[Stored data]
=======

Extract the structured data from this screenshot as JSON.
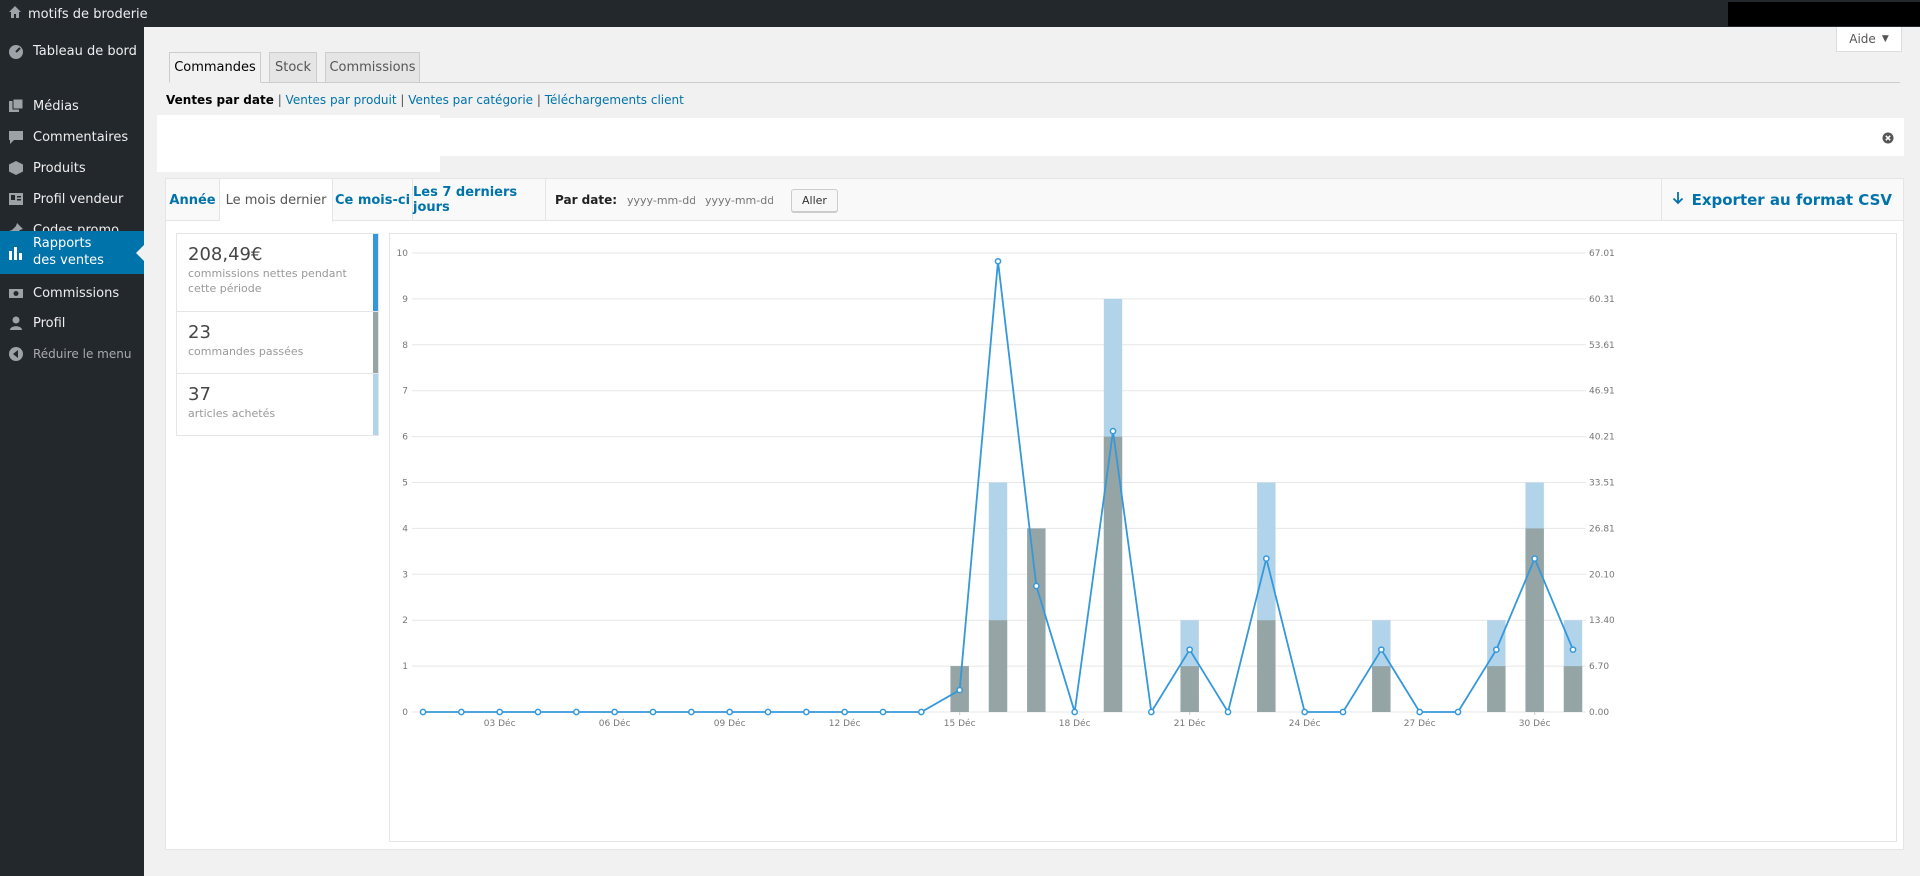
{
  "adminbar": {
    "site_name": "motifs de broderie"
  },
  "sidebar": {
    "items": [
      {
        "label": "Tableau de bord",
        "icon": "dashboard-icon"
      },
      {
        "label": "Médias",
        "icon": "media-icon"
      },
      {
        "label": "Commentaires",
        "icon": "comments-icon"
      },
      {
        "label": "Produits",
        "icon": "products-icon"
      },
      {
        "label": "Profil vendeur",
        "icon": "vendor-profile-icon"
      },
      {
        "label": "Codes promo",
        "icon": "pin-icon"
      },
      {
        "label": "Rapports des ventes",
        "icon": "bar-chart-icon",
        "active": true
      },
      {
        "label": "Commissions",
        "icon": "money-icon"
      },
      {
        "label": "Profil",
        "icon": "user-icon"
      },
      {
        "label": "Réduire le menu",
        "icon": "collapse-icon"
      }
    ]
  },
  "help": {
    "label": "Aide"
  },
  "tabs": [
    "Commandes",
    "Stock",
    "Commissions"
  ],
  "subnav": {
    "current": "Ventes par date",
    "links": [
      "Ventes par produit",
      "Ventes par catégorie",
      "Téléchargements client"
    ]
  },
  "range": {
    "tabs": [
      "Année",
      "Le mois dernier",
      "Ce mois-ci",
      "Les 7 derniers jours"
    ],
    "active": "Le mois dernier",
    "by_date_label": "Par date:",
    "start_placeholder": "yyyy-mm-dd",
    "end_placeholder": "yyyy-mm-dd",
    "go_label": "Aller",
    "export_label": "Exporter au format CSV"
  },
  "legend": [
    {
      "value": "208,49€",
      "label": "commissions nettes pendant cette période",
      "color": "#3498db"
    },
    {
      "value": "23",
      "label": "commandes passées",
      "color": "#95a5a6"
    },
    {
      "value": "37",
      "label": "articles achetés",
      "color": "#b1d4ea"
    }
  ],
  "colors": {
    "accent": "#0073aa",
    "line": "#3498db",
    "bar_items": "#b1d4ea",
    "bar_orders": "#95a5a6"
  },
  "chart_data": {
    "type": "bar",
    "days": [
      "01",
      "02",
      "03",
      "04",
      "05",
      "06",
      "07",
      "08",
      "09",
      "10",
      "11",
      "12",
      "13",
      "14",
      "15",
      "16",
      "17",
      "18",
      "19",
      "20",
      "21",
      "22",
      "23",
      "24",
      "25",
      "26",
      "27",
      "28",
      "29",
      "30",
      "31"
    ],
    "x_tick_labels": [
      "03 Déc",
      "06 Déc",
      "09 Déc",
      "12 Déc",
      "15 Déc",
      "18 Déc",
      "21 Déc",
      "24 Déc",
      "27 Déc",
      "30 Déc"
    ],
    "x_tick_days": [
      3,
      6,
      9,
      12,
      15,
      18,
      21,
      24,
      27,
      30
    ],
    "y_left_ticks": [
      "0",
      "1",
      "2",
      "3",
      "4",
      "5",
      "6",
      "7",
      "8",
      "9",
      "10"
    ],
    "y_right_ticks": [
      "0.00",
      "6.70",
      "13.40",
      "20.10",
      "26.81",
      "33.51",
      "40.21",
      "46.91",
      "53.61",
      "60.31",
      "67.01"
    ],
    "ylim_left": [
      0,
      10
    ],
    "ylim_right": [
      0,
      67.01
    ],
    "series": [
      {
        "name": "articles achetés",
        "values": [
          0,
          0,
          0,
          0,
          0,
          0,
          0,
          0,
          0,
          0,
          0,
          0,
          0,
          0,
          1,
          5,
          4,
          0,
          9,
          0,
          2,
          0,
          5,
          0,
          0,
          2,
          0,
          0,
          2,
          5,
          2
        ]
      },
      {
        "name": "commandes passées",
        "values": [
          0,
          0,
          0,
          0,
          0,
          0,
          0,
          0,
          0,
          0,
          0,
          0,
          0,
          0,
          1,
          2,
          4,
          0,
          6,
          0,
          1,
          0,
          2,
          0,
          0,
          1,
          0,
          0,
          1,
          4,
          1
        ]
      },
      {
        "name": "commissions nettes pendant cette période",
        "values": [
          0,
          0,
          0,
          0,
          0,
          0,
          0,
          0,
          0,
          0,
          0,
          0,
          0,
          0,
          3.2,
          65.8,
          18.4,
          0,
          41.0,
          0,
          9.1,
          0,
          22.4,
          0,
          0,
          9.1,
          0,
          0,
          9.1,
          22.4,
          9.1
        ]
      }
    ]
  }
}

=======

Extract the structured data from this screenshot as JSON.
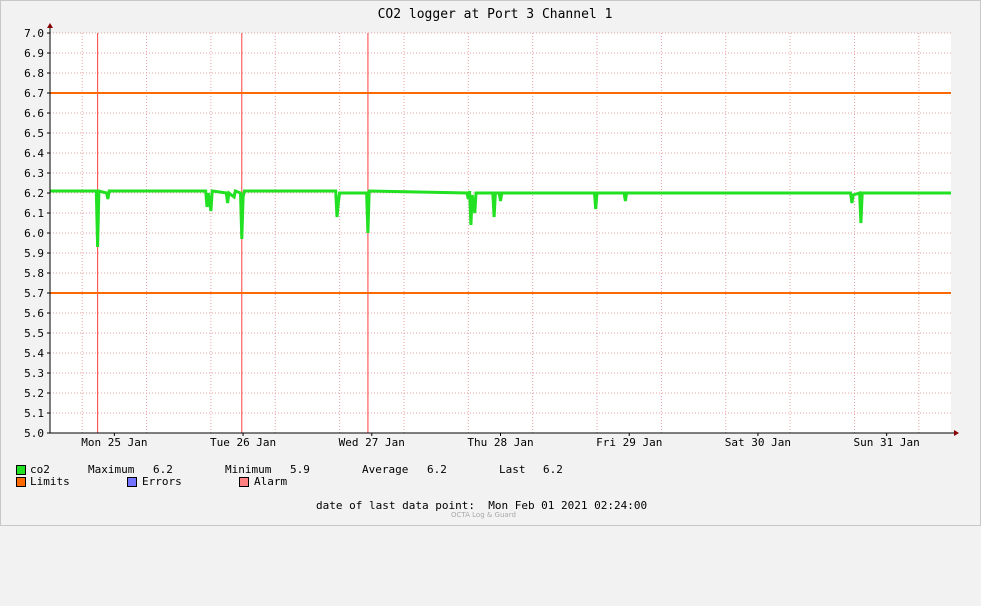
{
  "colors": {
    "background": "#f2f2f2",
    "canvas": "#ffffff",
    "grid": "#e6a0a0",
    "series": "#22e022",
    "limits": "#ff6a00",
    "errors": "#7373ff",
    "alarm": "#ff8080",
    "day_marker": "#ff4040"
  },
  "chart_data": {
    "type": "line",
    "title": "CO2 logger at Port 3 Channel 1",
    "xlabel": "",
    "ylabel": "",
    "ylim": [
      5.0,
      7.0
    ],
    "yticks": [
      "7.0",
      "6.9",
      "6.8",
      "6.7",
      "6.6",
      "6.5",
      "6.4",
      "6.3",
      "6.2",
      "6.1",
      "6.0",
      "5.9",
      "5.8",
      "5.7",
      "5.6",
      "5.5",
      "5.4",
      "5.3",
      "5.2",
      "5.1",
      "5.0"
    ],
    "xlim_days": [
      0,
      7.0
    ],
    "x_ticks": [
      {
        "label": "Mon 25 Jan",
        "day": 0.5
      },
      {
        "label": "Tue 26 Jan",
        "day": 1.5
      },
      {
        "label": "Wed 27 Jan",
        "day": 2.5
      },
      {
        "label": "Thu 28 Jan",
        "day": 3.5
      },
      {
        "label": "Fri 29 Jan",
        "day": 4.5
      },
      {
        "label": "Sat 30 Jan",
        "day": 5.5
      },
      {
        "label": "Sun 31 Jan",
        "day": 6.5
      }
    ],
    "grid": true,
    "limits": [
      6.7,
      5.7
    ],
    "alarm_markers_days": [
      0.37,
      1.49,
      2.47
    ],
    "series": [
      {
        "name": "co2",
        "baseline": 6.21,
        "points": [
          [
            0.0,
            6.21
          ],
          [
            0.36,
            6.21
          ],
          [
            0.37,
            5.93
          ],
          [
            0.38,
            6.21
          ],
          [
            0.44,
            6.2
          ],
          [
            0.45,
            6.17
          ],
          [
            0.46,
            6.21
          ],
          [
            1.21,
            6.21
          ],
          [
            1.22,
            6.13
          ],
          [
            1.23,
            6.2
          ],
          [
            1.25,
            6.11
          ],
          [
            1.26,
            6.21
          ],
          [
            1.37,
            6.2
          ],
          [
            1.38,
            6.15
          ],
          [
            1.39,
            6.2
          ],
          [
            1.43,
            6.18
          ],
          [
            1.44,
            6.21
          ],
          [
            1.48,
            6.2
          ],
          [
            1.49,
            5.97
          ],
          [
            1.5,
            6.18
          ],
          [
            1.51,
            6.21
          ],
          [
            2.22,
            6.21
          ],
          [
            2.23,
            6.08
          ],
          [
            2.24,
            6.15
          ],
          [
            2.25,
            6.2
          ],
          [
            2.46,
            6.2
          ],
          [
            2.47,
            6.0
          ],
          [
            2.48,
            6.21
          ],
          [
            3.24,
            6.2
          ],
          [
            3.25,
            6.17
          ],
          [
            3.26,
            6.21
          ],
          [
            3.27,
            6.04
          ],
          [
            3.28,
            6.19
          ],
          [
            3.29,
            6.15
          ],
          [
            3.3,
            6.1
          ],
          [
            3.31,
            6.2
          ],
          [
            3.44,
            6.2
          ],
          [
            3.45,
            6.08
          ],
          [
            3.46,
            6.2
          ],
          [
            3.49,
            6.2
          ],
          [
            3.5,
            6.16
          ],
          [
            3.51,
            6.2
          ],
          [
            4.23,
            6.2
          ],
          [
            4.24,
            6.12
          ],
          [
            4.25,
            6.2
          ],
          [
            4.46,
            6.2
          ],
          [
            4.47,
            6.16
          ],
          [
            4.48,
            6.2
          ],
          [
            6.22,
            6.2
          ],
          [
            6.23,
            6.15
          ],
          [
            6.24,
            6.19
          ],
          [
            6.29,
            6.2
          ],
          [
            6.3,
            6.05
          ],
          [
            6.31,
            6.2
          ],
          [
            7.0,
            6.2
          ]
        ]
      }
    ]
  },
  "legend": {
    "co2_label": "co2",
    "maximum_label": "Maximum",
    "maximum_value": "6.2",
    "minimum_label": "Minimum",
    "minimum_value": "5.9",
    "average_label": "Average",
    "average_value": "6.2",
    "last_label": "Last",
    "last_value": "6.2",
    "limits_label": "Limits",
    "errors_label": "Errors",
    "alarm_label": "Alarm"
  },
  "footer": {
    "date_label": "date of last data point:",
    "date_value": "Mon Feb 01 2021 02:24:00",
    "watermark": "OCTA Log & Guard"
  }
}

=======

Your objective
Choose all lines containing the string "cette" and copy them out.

Response for this exercise
      "label": "commissions nettes pendant cette période",
        "name": "commissions nettes pendant cette période",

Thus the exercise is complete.